- Exercise aim: Pick out all lines of the entries that include the word "二十一世纪出版社集团社长" and copy them.

- Material to process:
━━━━━━━━━━━━━━━━━━━━━━━━━━━━━━

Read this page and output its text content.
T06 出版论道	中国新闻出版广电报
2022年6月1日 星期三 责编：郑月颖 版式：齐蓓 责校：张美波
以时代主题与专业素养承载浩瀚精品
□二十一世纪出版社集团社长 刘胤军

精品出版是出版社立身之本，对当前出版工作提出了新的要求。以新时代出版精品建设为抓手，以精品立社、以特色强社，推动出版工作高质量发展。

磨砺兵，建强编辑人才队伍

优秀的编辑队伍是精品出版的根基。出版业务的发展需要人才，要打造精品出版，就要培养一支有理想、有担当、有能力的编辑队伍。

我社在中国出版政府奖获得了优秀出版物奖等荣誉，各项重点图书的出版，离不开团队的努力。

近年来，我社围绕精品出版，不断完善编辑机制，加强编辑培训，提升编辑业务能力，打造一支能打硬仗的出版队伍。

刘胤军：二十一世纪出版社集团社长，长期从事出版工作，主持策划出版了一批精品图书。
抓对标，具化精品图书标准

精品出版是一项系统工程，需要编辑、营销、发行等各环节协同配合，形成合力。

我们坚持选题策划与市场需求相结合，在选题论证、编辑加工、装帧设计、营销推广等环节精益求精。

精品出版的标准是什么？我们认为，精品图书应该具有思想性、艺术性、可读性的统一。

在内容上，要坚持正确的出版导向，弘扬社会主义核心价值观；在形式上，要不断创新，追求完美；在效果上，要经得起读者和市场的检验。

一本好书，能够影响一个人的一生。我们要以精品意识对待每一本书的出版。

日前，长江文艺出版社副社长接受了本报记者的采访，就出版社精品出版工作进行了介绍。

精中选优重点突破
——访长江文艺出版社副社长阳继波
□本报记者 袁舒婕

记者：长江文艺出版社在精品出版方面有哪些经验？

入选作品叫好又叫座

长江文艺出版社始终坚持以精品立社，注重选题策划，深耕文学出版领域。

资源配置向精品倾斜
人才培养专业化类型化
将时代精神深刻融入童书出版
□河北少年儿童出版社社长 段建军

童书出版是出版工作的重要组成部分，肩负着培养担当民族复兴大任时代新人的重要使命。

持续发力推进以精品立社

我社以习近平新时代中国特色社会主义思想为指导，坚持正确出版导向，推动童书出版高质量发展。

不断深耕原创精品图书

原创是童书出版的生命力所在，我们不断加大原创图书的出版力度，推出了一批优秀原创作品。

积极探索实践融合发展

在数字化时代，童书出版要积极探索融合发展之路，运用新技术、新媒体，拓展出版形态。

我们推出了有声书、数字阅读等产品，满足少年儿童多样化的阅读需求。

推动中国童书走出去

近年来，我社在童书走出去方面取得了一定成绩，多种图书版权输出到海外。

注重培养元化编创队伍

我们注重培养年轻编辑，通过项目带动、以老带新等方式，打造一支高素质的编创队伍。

━━━━━━━━━━━━━━━━━━━━━━━━━━━━━━

- Solved exercise:
□二十一世纪出版社集团社长 刘胤军
刘胤军：二十一世纪出版社集团社长，长期从事出版工作，主持策划出版了一批精品图书。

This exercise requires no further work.